RECORD EXTRACTS:
-- -- --

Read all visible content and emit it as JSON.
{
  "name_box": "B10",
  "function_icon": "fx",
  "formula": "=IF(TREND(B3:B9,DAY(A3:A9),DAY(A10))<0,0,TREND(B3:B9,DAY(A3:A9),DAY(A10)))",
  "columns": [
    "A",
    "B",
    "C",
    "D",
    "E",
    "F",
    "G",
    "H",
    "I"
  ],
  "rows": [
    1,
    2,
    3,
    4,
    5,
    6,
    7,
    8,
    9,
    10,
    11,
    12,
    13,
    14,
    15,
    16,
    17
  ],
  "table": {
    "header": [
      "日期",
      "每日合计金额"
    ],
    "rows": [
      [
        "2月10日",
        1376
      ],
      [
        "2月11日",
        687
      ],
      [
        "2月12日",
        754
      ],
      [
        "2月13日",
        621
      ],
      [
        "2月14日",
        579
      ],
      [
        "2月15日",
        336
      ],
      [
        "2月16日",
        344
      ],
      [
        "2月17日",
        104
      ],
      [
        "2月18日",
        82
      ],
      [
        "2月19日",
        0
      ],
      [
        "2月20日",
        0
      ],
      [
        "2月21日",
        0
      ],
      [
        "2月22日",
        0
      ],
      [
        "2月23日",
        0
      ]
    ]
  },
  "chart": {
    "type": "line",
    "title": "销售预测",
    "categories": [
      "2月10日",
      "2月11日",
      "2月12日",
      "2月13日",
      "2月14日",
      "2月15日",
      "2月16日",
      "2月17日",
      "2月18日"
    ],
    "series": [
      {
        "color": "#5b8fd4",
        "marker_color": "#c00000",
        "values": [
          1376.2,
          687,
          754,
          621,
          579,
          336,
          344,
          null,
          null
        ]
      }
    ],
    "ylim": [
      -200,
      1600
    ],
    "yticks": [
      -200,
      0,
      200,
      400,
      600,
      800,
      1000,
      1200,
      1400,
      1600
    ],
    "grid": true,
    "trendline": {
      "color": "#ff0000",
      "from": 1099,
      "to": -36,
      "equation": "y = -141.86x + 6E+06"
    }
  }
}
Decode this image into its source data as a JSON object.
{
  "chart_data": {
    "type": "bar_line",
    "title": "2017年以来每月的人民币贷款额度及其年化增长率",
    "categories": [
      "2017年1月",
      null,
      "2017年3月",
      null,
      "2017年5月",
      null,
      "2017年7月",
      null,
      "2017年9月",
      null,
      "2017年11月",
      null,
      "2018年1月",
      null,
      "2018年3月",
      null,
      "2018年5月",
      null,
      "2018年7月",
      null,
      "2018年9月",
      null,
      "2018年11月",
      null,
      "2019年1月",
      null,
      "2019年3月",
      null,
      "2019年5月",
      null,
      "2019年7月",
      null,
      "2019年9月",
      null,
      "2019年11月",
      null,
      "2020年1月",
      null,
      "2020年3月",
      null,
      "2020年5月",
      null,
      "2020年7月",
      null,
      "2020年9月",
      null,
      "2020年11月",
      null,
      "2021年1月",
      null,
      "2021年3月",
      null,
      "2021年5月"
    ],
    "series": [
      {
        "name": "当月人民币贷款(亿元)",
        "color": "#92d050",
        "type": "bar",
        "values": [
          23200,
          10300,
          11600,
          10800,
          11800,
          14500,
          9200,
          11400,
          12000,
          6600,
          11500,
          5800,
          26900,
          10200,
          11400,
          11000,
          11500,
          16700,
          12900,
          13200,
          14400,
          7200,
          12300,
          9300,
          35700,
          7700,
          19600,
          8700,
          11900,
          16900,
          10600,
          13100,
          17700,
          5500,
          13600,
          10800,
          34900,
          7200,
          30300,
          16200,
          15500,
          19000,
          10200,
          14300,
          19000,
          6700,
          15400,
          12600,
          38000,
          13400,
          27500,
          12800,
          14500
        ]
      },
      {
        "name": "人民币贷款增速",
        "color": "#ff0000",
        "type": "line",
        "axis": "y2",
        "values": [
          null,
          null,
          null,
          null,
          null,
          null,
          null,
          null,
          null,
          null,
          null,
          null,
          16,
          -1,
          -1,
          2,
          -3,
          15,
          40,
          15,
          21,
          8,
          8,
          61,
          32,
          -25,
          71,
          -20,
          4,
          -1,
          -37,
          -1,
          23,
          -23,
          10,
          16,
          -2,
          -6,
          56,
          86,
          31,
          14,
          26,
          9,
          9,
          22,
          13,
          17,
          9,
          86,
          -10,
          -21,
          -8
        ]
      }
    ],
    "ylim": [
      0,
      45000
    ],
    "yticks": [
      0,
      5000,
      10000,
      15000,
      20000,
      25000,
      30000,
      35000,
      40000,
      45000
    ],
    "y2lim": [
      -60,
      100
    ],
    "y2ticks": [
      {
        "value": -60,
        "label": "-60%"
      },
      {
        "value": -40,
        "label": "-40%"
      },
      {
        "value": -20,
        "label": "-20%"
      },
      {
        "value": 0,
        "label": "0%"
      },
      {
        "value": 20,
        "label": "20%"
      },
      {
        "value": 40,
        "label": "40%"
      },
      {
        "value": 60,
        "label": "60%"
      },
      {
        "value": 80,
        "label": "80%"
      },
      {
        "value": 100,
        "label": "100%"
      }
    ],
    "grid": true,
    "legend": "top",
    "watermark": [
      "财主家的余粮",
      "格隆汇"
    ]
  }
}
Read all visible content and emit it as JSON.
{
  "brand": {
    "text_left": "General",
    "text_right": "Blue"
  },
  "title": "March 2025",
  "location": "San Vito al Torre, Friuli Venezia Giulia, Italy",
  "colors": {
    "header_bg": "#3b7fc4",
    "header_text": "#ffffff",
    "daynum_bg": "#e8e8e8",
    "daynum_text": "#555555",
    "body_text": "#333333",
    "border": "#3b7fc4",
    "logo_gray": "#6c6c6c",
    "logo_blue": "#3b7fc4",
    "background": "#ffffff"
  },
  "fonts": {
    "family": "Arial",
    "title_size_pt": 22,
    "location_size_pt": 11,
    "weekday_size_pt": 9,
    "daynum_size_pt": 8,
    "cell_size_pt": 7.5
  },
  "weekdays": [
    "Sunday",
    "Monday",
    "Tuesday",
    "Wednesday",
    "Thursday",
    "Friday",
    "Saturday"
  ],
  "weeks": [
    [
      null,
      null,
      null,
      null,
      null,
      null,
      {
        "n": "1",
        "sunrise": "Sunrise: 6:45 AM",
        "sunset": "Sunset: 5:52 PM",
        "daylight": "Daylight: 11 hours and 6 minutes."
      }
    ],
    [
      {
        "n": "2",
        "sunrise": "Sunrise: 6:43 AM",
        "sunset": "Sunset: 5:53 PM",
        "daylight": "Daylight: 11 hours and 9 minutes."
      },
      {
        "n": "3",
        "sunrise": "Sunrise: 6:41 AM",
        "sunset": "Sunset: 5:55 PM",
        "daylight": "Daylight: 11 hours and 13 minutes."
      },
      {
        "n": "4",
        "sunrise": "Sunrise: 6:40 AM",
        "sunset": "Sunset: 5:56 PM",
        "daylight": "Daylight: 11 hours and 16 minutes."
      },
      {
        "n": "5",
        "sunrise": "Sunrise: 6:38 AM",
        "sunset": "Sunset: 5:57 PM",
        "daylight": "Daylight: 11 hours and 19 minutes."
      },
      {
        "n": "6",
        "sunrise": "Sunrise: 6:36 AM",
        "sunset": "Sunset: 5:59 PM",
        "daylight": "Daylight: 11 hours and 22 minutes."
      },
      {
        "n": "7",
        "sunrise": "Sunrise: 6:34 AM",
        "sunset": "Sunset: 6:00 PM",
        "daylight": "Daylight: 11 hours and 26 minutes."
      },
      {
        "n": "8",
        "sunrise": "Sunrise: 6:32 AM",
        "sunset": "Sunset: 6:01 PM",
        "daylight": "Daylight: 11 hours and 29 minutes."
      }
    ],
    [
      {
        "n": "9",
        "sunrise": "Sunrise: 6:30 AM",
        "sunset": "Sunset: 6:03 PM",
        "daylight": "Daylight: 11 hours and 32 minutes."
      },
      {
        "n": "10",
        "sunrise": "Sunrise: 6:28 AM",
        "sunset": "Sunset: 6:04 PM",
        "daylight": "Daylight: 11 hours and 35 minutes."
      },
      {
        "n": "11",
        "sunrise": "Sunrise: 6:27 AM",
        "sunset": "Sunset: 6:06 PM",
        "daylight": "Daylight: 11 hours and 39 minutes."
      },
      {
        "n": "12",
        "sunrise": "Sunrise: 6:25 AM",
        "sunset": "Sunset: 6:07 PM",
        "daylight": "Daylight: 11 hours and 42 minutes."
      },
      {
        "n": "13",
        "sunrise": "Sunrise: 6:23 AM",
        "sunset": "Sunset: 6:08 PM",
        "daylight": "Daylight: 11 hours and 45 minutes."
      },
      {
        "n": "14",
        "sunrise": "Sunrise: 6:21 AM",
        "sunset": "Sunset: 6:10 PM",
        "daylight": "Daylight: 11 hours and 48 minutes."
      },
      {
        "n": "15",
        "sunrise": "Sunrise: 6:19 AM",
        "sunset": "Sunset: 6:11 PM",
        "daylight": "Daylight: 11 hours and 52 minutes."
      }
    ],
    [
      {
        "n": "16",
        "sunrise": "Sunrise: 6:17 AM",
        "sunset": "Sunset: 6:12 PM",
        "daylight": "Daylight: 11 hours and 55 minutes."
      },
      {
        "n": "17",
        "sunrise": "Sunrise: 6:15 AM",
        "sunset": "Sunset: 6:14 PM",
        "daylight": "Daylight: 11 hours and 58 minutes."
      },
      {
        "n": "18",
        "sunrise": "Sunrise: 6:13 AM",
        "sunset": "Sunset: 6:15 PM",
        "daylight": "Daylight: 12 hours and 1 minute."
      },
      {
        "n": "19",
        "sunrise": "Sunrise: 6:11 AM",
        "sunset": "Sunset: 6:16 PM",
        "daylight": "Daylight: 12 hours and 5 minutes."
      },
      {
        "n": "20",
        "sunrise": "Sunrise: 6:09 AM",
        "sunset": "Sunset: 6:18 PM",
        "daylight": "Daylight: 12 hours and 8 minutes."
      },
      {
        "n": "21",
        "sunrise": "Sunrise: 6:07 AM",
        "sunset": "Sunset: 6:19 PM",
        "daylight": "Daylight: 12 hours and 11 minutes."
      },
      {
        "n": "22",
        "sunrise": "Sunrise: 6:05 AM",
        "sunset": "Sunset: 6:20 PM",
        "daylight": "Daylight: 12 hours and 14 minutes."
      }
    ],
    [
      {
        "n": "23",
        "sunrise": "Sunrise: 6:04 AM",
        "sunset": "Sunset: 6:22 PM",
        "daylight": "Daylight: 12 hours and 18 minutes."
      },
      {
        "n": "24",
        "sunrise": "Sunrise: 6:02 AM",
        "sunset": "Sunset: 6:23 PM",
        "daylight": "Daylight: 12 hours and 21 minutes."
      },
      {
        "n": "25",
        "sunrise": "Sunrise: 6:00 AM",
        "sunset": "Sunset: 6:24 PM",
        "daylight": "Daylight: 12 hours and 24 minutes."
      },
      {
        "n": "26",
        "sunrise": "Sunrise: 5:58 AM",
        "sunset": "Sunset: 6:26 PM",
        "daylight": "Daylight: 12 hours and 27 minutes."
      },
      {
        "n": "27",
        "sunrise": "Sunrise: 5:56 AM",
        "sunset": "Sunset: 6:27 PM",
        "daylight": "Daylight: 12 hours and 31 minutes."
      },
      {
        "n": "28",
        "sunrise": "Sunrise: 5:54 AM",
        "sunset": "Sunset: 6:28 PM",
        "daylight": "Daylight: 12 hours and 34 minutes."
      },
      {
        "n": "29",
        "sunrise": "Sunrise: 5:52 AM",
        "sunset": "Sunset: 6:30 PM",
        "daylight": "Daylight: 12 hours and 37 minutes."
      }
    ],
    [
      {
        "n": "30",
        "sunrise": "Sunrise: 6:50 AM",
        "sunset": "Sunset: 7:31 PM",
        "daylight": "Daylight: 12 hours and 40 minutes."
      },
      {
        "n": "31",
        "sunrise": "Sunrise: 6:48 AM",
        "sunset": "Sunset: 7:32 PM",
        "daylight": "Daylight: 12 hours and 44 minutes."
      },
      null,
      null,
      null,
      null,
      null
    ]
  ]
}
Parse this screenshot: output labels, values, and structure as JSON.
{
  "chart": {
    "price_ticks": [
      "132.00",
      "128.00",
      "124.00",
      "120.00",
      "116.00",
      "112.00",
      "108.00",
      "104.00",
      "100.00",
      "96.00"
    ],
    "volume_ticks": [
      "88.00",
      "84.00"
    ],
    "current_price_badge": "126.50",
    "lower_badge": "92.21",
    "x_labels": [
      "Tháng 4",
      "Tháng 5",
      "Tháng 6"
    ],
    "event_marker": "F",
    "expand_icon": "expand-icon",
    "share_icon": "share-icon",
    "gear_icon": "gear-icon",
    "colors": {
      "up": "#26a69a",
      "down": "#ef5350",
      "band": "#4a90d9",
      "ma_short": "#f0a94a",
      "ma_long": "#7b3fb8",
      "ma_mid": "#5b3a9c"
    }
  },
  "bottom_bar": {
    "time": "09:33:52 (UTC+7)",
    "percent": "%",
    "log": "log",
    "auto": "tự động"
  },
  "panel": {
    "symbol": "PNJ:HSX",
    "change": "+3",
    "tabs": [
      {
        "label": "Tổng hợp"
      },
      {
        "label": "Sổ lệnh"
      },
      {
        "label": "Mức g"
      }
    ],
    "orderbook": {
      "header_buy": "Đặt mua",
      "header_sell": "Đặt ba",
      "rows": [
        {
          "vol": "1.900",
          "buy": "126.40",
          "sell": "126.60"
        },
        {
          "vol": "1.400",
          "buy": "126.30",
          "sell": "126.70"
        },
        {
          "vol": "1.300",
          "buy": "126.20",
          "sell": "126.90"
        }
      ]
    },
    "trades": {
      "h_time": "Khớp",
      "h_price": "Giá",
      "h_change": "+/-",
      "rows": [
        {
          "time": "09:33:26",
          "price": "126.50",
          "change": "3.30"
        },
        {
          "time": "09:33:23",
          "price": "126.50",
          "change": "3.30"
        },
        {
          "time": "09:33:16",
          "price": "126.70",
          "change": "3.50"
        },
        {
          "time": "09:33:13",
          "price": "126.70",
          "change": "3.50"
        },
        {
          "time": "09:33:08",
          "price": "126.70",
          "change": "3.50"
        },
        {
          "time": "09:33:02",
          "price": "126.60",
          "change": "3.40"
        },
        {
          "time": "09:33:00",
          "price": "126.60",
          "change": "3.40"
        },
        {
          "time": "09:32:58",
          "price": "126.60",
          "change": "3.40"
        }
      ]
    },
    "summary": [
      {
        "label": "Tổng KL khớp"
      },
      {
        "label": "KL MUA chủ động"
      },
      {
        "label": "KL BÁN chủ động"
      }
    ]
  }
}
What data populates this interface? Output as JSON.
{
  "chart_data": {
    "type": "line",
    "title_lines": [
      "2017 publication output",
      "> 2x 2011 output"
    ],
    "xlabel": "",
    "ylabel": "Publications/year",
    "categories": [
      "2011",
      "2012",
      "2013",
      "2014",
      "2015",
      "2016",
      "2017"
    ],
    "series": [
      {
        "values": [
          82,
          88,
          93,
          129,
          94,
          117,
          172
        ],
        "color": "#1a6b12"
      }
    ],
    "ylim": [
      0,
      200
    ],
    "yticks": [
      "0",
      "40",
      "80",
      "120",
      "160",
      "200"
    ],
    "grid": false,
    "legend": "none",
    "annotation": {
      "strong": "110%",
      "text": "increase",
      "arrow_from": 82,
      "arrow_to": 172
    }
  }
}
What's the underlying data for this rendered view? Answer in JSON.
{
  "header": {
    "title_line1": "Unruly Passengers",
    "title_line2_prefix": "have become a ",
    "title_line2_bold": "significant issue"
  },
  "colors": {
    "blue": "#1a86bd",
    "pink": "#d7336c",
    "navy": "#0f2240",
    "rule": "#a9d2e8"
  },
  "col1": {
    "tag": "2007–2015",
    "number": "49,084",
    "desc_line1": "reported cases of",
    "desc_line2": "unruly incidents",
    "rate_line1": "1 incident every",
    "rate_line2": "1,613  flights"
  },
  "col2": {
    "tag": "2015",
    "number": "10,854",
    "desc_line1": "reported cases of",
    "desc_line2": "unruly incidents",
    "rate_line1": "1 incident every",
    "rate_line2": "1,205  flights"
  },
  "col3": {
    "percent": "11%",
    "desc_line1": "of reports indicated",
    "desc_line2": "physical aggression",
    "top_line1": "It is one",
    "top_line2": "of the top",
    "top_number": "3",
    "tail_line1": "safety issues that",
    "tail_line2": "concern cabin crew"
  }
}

-- -- --

Working from the entries above, return all lines that contain "this".

Decode this image into its source data as a JSON object.
Parse this screenshot: output labels, values, and structure as JSON.
What data populates this interface? Output as JSON.
What's the underlying data for this rendered view? Answer in JSON.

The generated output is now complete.